> _Records provided_:
* start *

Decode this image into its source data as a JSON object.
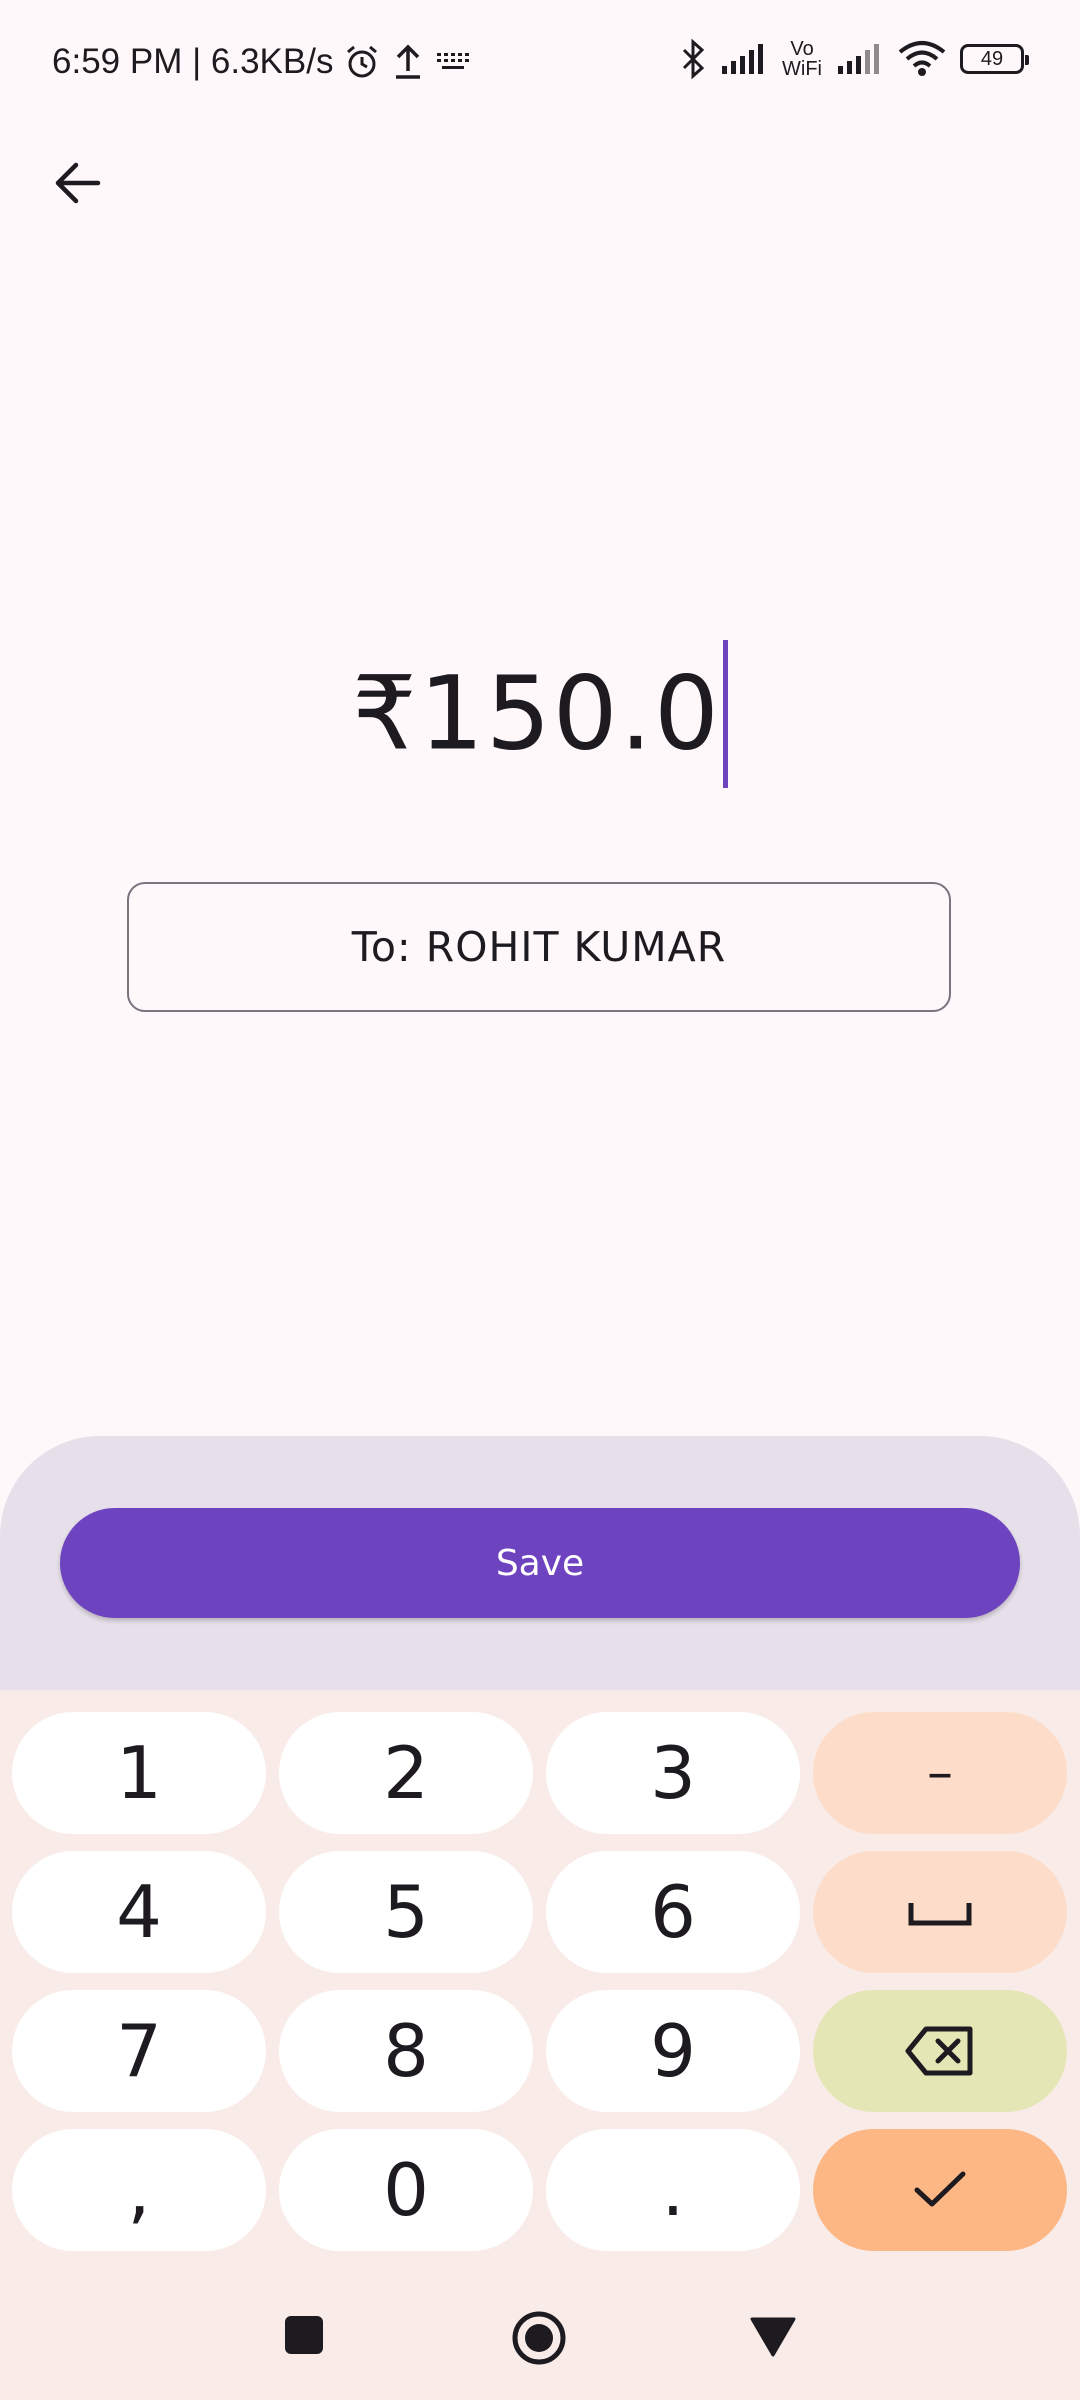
{
  "status_bar": {
    "time_and_speed": "6:59 PM | 6.3KB/s",
    "vowifi_label_top": "Vo",
    "vowifi_label_bottom": "WiFi",
    "battery_level": "49",
    "icons": [
      "alarm-icon",
      "upload-icon",
      "keyboard-icon",
      "bluetooth-icon",
      "signal-icon",
      "wifi-icon",
      "battery-icon"
    ]
  },
  "header": {
    "back_icon": "arrow-left-icon"
  },
  "amount": {
    "value": "₹150.0"
  },
  "recipient": {
    "label": "To: ROHIT KUMAR"
  },
  "actions": {
    "save_label": "Save"
  },
  "keypad": {
    "rows": [
      [
        "1",
        "2",
        "3",
        "–"
      ],
      [
        "4",
        "5",
        "6",
        "space"
      ],
      [
        "7",
        "8",
        "9",
        "backspace"
      ],
      [
        ",",
        "0",
        ".",
        "done"
      ]
    ],
    "labels": {
      "k1": "1",
      "k2": "2",
      "k3": "3",
      "minus": "–",
      "k4": "4",
      "k5": "5",
      "k6": "6",
      "k7": "7",
      "k8": "8",
      "k9": "9",
      "comma": ",",
      "k0": "0",
      "dot": "."
    }
  },
  "nav_bar": {
    "icons": [
      "recents-square-icon",
      "home-circle-icon",
      "back-triangle-icon"
    ]
  },
  "colors": {
    "accent": "#6e43c0",
    "background": "#fff8fa",
    "sheet": "#e7e0eb",
    "keyboard_bg": "#f9ebe8",
    "key_peach": "#fdddc9",
    "key_green": "#e5e6b5",
    "key_orange": "#fdb784"
  }
}
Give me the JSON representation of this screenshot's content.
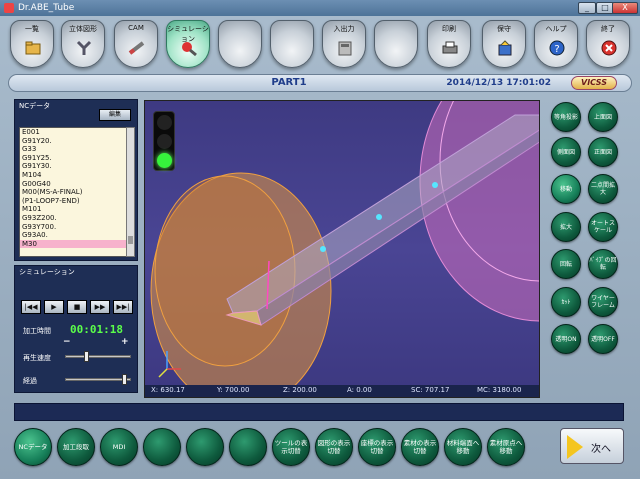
{
  "window": {
    "title": "Dr.ABE_Tube",
    "min": "_",
    "max": "□",
    "close": "X"
  },
  "toolbar": [
    {
      "label": "一覧",
      "icon": "folder-icon"
    },
    {
      "label": "立体図形",
      "icon": "tube-shape-icon"
    },
    {
      "label": "CAM",
      "icon": "cam-icon"
    },
    {
      "label": "シミュレーション",
      "icon": "simulation-icon",
      "active": true
    },
    {
      "label": "",
      "icon": "blank-icon"
    },
    {
      "label": "",
      "icon": "blank-icon"
    },
    {
      "label": "入出力",
      "icon": "io-icon"
    },
    {
      "label": "",
      "icon": "blank-icon"
    },
    {
      "label": "印刷",
      "icon": "printer-icon"
    },
    {
      "label": "保守",
      "icon": "maintenance-icon"
    },
    {
      "label": "ヘルプ",
      "icon": "help-icon"
    },
    {
      "label": "終了",
      "icon": "exit-icon"
    }
  ],
  "header": {
    "title": "PART1",
    "datetime": "2014/12/13 17:01:02",
    "logo": "VICSS"
  },
  "nc": {
    "title": "NCデータ",
    "edit_label": "編集",
    "lines": [
      "E001",
      "G91Y20.",
      "G33",
      "G91Y25.",
      "G91Y30.",
      "M104",
      "G00G40",
      "M00(MS-A-FINAL)",
      "(P1-LOOP7-END)",
      "M101",
      "G93Z200.",
      "G93Y700.",
      "G93A0.",
      "M30"
    ],
    "selected_index": 13
  },
  "sim": {
    "title": "シミュレーション",
    "buttons": [
      "|◀◀",
      "▶",
      "■",
      "▶▶",
      "▶▶|"
    ],
    "time_label": "加工時間",
    "time_value": "00:01:18",
    "minus": "−",
    "plus": "+",
    "speed_label": "再生速度",
    "speed_fraction": 0.3,
    "progress_label": "経過",
    "progress_fraction": 0.93
  },
  "coords": {
    "x": "X: 630.17",
    "y": "Y: 700.00",
    "z": "Z: 200.00",
    "a": "A: 0.00",
    "sc": "SC: 707.17",
    "mc": "MC: 3180.00"
  },
  "right_buttons": [
    [
      "等角投影",
      "上面図"
    ],
    [
      "側面図",
      "正面図"
    ],
    [
      "移動",
      "二点間拡大"
    ],
    [
      "拡大",
      "オートスケール"
    ],
    [
      "回転",
      "ﾊﾞｲﾌﾟの回転"
    ],
    [
      "ｶｯﾄ",
      "ワイヤーフレーム"
    ],
    [
      "透明ON",
      "透明OFF"
    ]
  ],
  "bottom_buttons": [
    "NCデータ",
    "加工段取",
    "MDI",
    "",
    "",
    "",
    "ツールの表示切替",
    "図形の表示切替",
    "座標の表示切替",
    "素材の表示切替",
    "材料端面へ移動",
    "素材原点へ移動"
  ],
  "next_label": "次へ",
  "colors": {
    "accent_green": "#0e5a3d",
    "viewport_bg": "#3e3a82",
    "selected_line": "#f7b2cc",
    "timer": "#5bff4a"
  }
}
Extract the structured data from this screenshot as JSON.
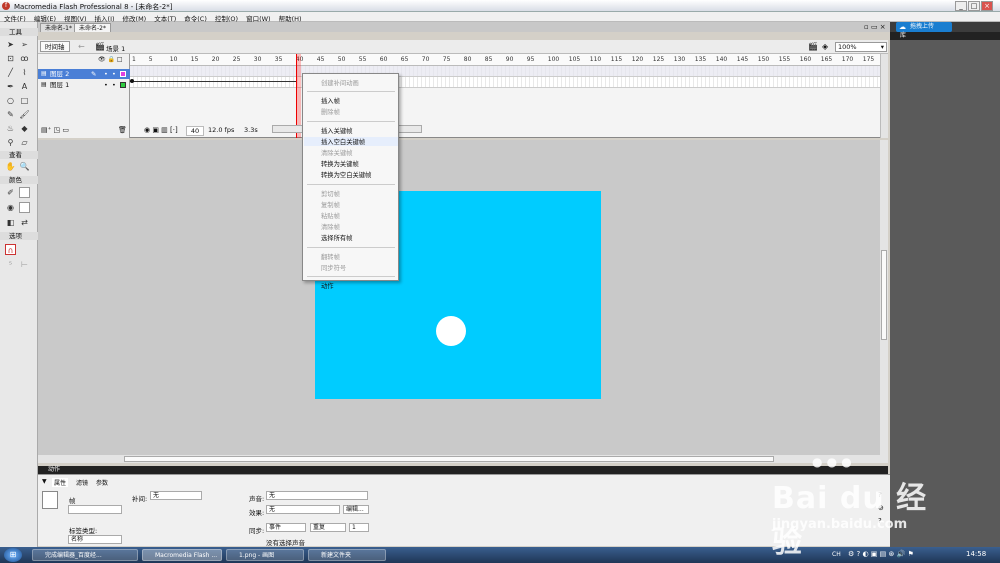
{
  "window": {
    "title": "Macromedia Flash Professional 8 - [未命名-2*]",
    "minimize": "_",
    "maximize": "□",
    "close": "×"
  },
  "menu": [
    "文件(F)",
    "编辑(E)",
    "视图(V)",
    "插入(I)",
    "修改(M)",
    "文本(T)",
    "命令(C)",
    "控制(O)",
    "窗口(W)",
    "帮助(H)"
  ],
  "tools": {
    "title": "工具",
    "view": "查看",
    "colors": "颜色",
    "options": "选项"
  },
  "doc_tabs": [
    "未命名-1*",
    "未命名-2*"
  ],
  "editbar": {
    "timeline_btn": "时间轴",
    "scene": "场景 1",
    "zoom": "100%"
  },
  "timeline": {
    "layers": [
      "图层 2",
      "图层 1"
    ],
    "ruler": [
      "1",
      "5",
      "10",
      "15",
      "20",
      "25",
      "30",
      "35",
      "40",
      "45",
      "50",
      "55",
      "60",
      "65",
      "70",
      "75",
      "80",
      "85",
      "90",
      "95",
      "100",
      "105",
      "110",
      "115",
      "120",
      "125",
      "130",
      "135",
      "140",
      "145",
      "150",
      "155",
      "160",
      "165",
      "170",
      "175"
    ],
    "frame": "40",
    "fps": "12.0 fps",
    "time": "3.3s"
  },
  "context_menu": [
    {
      "label": "创建补间动画",
      "enabled": false
    },
    {
      "sep": true
    },
    {
      "label": "插入帧",
      "enabled": true
    },
    {
      "label": "删除帧",
      "enabled": false
    },
    {
      "sep": true
    },
    {
      "label": "插入关键帧",
      "enabled": true
    },
    {
      "label": "插入空白关键帧",
      "enabled": true
    },
    {
      "label": "清除关键帧",
      "enabled": false
    },
    {
      "label": "转换为关键帧",
      "enabled": true
    },
    {
      "label": "转换为空白关键帧",
      "enabled": true
    },
    {
      "sep": true
    },
    {
      "label": "剪切帧",
      "enabled": false
    },
    {
      "label": "复制帧",
      "enabled": false
    },
    {
      "label": "粘贴帧",
      "enabled": false
    },
    {
      "label": "清除帧",
      "enabled": false
    },
    {
      "label": "选择所有帧",
      "enabled": true
    },
    {
      "sep": true
    },
    {
      "label": "翻转帧",
      "enabled": false
    },
    {
      "label": "同步符号",
      "enabled": false
    },
    {
      "sep": true
    },
    {
      "label": "动作",
      "enabled": true
    }
  ],
  "actions_bar": "动作",
  "properties": {
    "tabs": [
      "属性",
      "滤镜",
      "参数"
    ],
    "frame_label": "帧",
    "tween_label": "补间:",
    "tween_value": "无",
    "sound_label": "声音:",
    "sound_value": "无",
    "effect_label": "效果:",
    "effect_value": "无",
    "edit_btn": "编辑...",
    "label_type": "标签类型:",
    "label_type_value": "名称",
    "sync_label": "同步:",
    "sync_value": "事件",
    "repeat_value": "重复",
    "repeat_count": "1",
    "no_sound": "没有选择声音"
  },
  "right_panel": {
    "upload": "拖拽上传",
    "library": "库"
  },
  "taskbar": {
    "tasks": [
      "完成编辑器_百度经...",
      "Macromedia Flash ...",
      "1.png - 画图",
      "新建文件夹"
    ],
    "lang": "CH",
    "clock": "14:58"
  },
  "watermark": {
    "brand": "Bai du 经验",
    "url": "jingyan.baidu.com"
  },
  "colors": {
    "stage": "#00ccff",
    "circle": "#ffffff",
    "workspace": "#c9c9c9"
  }
}
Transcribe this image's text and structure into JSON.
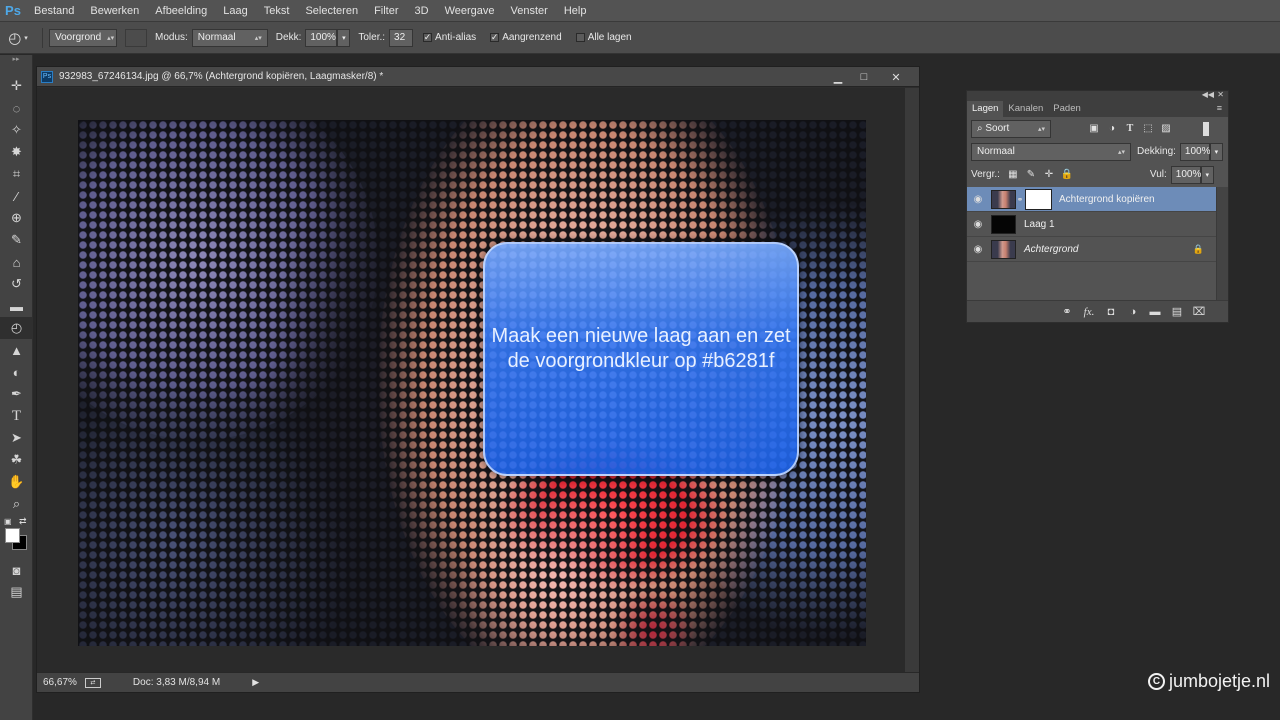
{
  "app": {
    "logo": "Ps"
  },
  "menu": [
    "Bestand",
    "Bewerken",
    "Afbeelding",
    "Laag",
    "Tekst",
    "Selecteren",
    "Filter",
    "3D",
    "Weergave",
    "Venster",
    "Help"
  ],
  "options": {
    "fill_source": "Voorgrond",
    "mode_label": "Modus:",
    "mode_value": "Normaal",
    "opacity_label": "Dekk:",
    "opacity_value": "100%",
    "tolerance_label": "Toler.:",
    "tolerance_value": "32",
    "antialias_label": "Anti-alias",
    "contiguous_label": "Aangrenzend",
    "all_layers_label": "Alle lagen"
  },
  "document": {
    "title": "932983_67246134.jpg @ 66,7% (Achtergrond kopiëren, Laagmasker/8) *",
    "zoom": "66,67%",
    "doc_size": "Doc: 3,83 M/8,94 M"
  },
  "tutorial": {
    "text": "Maak een nieuwe laag aan en zet de voorgrondkleur op #b6281f"
  },
  "layers_panel": {
    "tabs": [
      "Lagen",
      "Kanalen",
      "Paden"
    ],
    "filter_kind": "Soort",
    "blend_mode": "Normaal",
    "opacity_label": "Dekking:",
    "opacity_value": "100%",
    "lock_label": "Vergr.:",
    "fill_label": "Vul:",
    "fill_value": "100%",
    "layers": [
      {
        "name": "Achtergrond kopiëren",
        "selected": true
      },
      {
        "name": "Laag 1",
        "selected": false
      },
      {
        "name": "Achtergrond",
        "selected": false,
        "locked": true
      }
    ]
  },
  "watermark": "jumbojetje.nl",
  "colors": {
    "selected_layer": "#6d8cb8",
    "tip_blue": "#2f78f0",
    "foreground_swatch": "#ffffff",
    "background_swatch": "#000000"
  }
}
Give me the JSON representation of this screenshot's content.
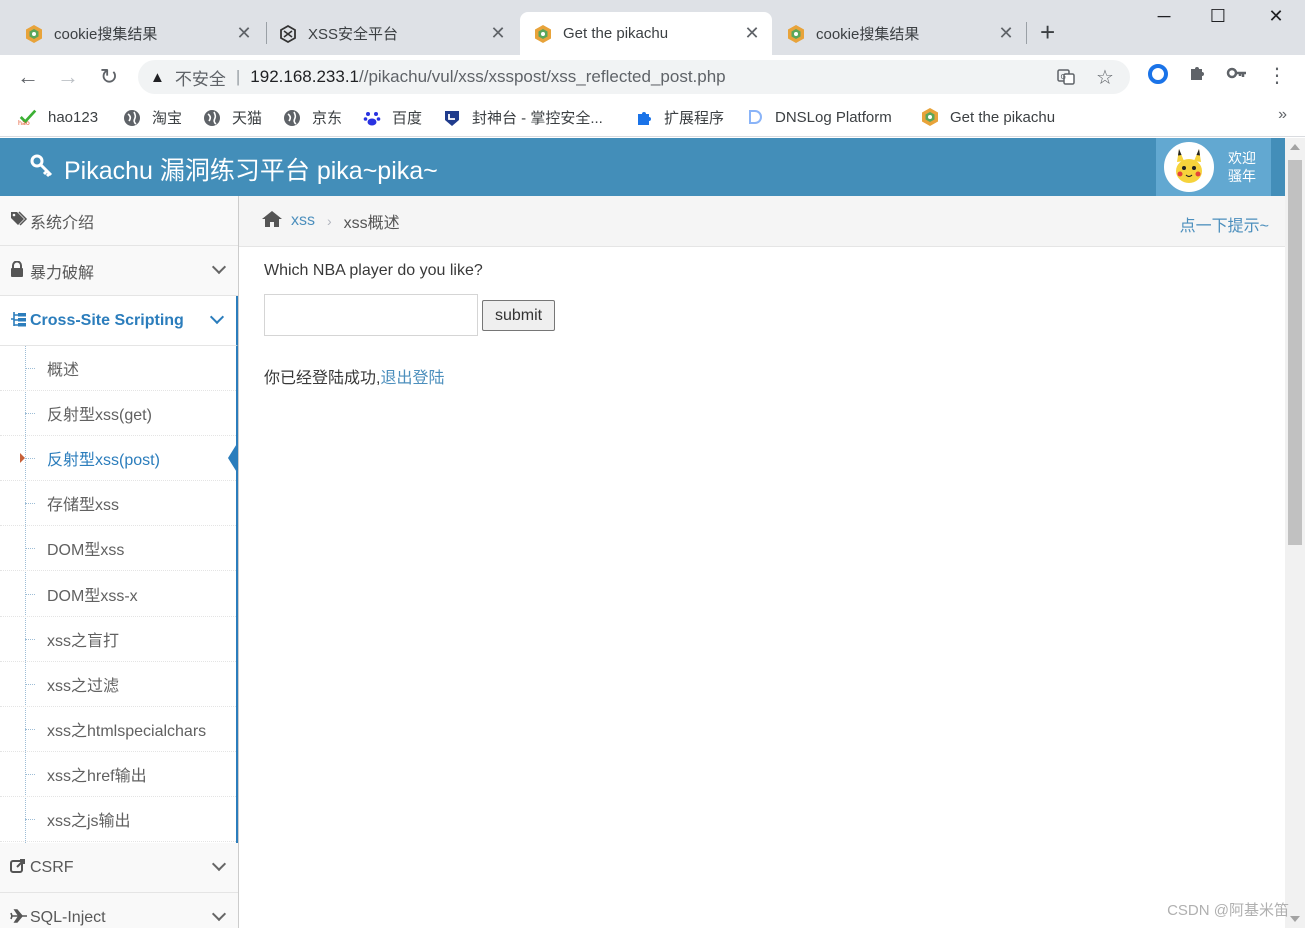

* end *

> _What you will do_:
Scan the material above for the string "watermark" and return the lines that hold it.

> _Answer to the exercise_:
  "watermark": {
  "watermark": "jumbojetje.nl",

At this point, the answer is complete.